▸ QUOTED TEXT
- - -

1 I, I call BS on some of your post. I know that there are ranchers that have "entitled" mentalities, but as sportsman, let's be realistic towards the challenges they face as well. While beef prices have been high for the last 5-6 years, other costs have been very high as well. There is a reason most beef producers who run any less than 100 to 200 cows have to have a second job. Beef ranching is a numbers game, and that means land. Lots of it in Utah. I am not a rancher, have no cows now, but grew up on a dairy farm. And anyone who thinks farmers and ranchers are "getting rich" on cattle are kidding themselves. If you want to run through the numbers, we can do that, but don't spout off and claim that they are all welfare cases "sucking off the government ****". I take exception to that, as many of the hardest working, most self-reliant, generous individuals that I know are ranchers.


----------



## Idratherbehunting (Jul 17, 2013)

Hmm. Tit is ok, but tit s is filtered. Interesting.


----------



## #1DEER 1-I (Sep 10, 2007)

Idratherbehunting said:


> 1 I, I call BS on some of your post. I know that there are ranchers that have "entitled" mentalities, but as sportsman, let's be realistic towards the challenges they face as well. While beef prices have been high for the last 5-6 years, other costs have been very high as well. There is a reason most beef producers who run any less than 100 to 200 cows have to have a second job. Beef ranching is a numbers game, and that means land. Lots of it in Utah. I am not a rancher, have no cows now, but grew up on a dairy farm. And anyone who thinks farmers and ranchers are "getting rich" on cattle are kidding themselves. If you want to run through the numbers, we can do that, but don't spout off and claim that they are all welfare cases "sucking off the government ****". I take exception to that, as many of the hardest working, most self-reliant, generous individuals that I know are ranchers.


I expected some flack for my post. Never did I say all of them are, in fact the vast majority of them are not. The issue is, we no longer live in the world we lived in 50-100 years ago. These lands have much more pressing issues mounting on them, and every interest group wanting their interest at the front of the line. We learned from overgrazing, now we are in the process of learning from over reaching environmentalism. The sad truth is these public lands especially in desert states, do not, and cannot produce enough beef for the market to make more than a marginal difference. Even when you add in all private land production, Utah is so insignificant in our current food market, we would hardly be missed if we disappeared tomorrow. My family doesn't have a lot of cattle, and yes isn't a livable amount of profit, everyone has a job outside of that. It's like hunting at one point people needed it to survive, now in our current world almost everyone would live just fine without hunting. Small market grazing and the livestock production, even small timber production that took place 5 decades ago and beyond, simply don't fit in to our current economy, market, or nation. You're right, to be profitable enough to make a living off of it, you have to be a big operation, and if you're not its not going to be sustainable. It's a sad truth. The BLM and FS hold some blame in this argument, but so does the changing demands of the economy, world we live in TODAY, and the mounting pressures on these lands that are not grazing. There is a sense of entitlement by many that do it (I'm not saying the majority or all) that feel we should and will always do what we've always done and the market, the economy, and pressures on these lands hold no water in an argument of why things simply won't stay the same forever. There's issue upon issue and policy upon policy that needs fixing both on state and federal levels to allow better land management, but also wise land management. I could open a business and make it much more successful if I had to pay taxes that were on pace for 50-100 years ago. While polices and attitudes within the BLM and FS need to change, I also believe the grazers and ranchers attitudes need to change as well, and that its time for them to start paying their tax that is fair for today, not 70 years ago.

- - -

▸ WORK TO COMPLETE
[1] According to the forum thread on ranching, beef producers who run fewer than how many cows usually need a second job?
[2] Summarize the forum thread on ranching in two sentences.

▸ DATA EXTRACT
- - -

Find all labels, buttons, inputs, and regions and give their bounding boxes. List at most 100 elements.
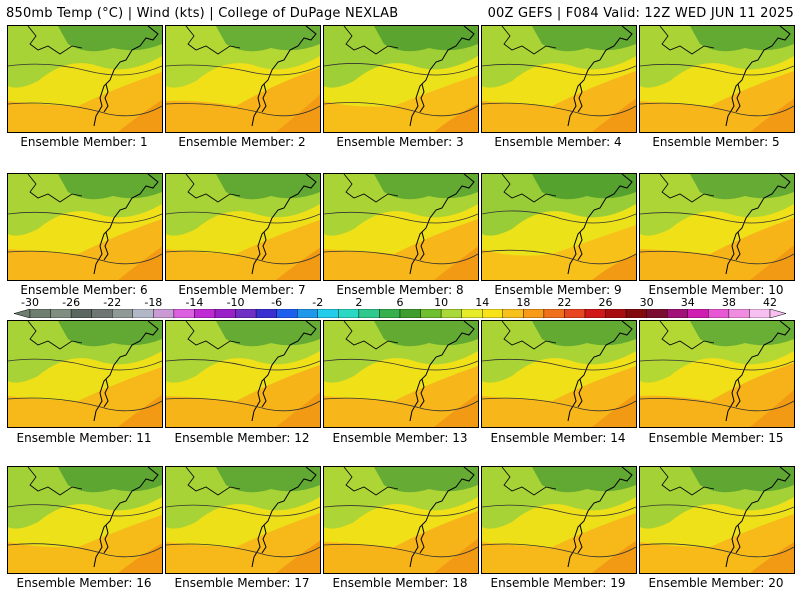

- - -

▸ TASK-BY-TASK RESULTS
[1] Fewer than 100 to 200 cows.

[2] One poster objects to calling ranchers welfare cases, arguing that high costs and the amount of land required mean that small beef producers cannot get rich and usually need a second job. The reply says that most ranchers are not entitled but that small-scale grazing no longer fits today's economy, and it argues that both BLM and FS policies and ranchers' attitudes must change, including ranchers paying a tax that is fair for today.